Repeat the lines below exactly as they appear, but leave out the images.

━━━━

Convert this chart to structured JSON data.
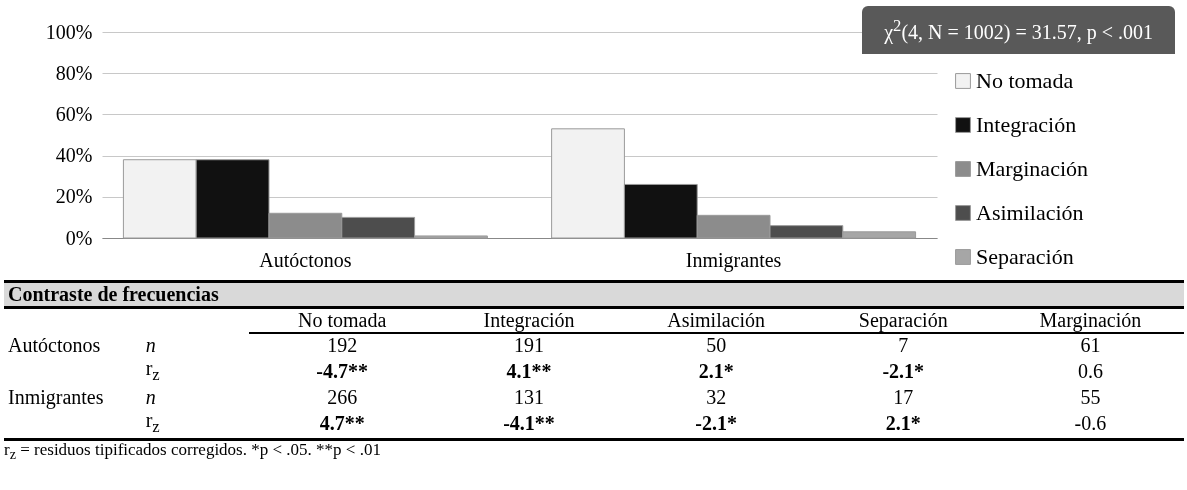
{
  "chart_data": {
    "type": "bar",
    "categories": [
      "Autóctonos",
      "Inmigrantes"
    ],
    "series": [
      {
        "name": "No tomada",
        "color": "#f2f2f2",
        "values": [
          38,
          53
        ]
      },
      {
        "name": "Integración",
        "color": "#111111",
        "values": [
          38,
          26
        ]
      },
      {
        "name": "Marginación",
        "color": "#8c8c8c",
        "values": [
          12,
          11
        ]
      },
      {
        "name": "Asimilación",
        "color": "#4d4d4d",
        "values": [
          10,
          6
        ]
      },
      {
        "name": "Separación",
        "color": "#a6a6a6",
        "values": [
          1,
          3
        ]
      }
    ],
    "ylim": [
      0,
      100
    ],
    "yticks": [
      {
        "value": 0,
        "label": "0%"
      },
      {
        "value": 20,
        "label": "20%"
      },
      {
        "value": 40,
        "label": "40%"
      },
      {
        "value": 60,
        "label": "60%"
      },
      {
        "value": 80,
        "label": "80%"
      },
      {
        "value": 100,
        "label": "100%"
      }
    ],
    "grid": "y",
    "legend": "right",
    "annotations": [
      "χ$^{2}$(4, N = 1002) = 31.57, p < .001",
      "Contraste de frecuencias",
      "No tomada",
      "Integración",
      "Asimilación",
      "Separación",
      "Marginación",
      "Autóctonos",
      "n",
      "192",
      "191",
      "50",
      "7",
      "61",
      "r$_{z}$",
      "-4.7**",
      "4.1**",
      "2.1*",
      "-2.1*",
      "0.6",
      "Inmigrantes",
      "n",
      "266",
      "131",
      "32",
      "17",
      "55",
      "r$_{z}$",
      "4.7**",
      "-4.1**",
      "-2.1*",
      "2.1*",
      "-0.6",
      "r$_{z}$ = residuos tipificados corregidos. *p < .05. **p < .01"
    ]
  }
}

━━━━

* **Problem solution**:
Convert this chart to structured JSON data.
{
  "chart_data": {
    "type": "bar",
    "categories": [
      "Autóctonos",
      "Inmigrantes"
    ],
    "series": [
      {
        "name": "No tomada",
        "color": "#f2f2f2",
        "values": [
          38,
          53
        ]
      },
      {
        "name": "Integración",
        "color": "#111111",
        "values": [
          38,
          26
        ]
      },
      {
        "name": "Marginación",
        "color": "#8c8c8c",
        "values": [
          12,
          11
        ]
      },
      {
        "name": "Asimilación",
        "color": "#4d4d4d",
        "values": [
          10,
          6
        ]
      },
      {
        "name": "Separación",
        "color": "#a6a6a6",
        "values": [
          1,
          3
        ]
      }
    ],
    "ylim": [
      0,
      100
    ],
    "yticks": [
      {
        "value": 0,
        "label": "0%"
      },
      {
        "value": 20,
        "label": "20%"
      },
      {
        "value": 40,
        "label": "40%"
      },
      {
        "value": 60,
        "label": "60%"
      },
      {
        "value": 80,
        "label": "80%"
      },
      {
        "value": 100,
        "label": "100%"
      }
    ],
    "grid": "y",
    "legend": "right",
    "annotations": [
      "χ$^{2}$(4, N = 1002) = 31.57, p < .001",
      "Contraste de frecuencias",
      "No tomada",
      "Integración",
      "Asimilación",
      "Separación",
      "Marginación",
      "Autóctonos",
      "n",
      "192",
      "191",
      "50",
      "7",
      "61",
      "r$_{z}$",
      "-4.7**",
      "4.1**",
      "2.1*",
      "-2.1*",
      "0.6",
      "Inmigrantes",
      "n",
      "266",
      "131",
      "32",
      "17",
      "55",
      "r$_{z}$",
      "4.7**",
      "-4.1**",
      "-2.1*",
      "2.1*",
      "-0.6",
      "r$_{z}$ = residuos tipificados corregidos. *p < .05. **p < .01"
    ]
  }
}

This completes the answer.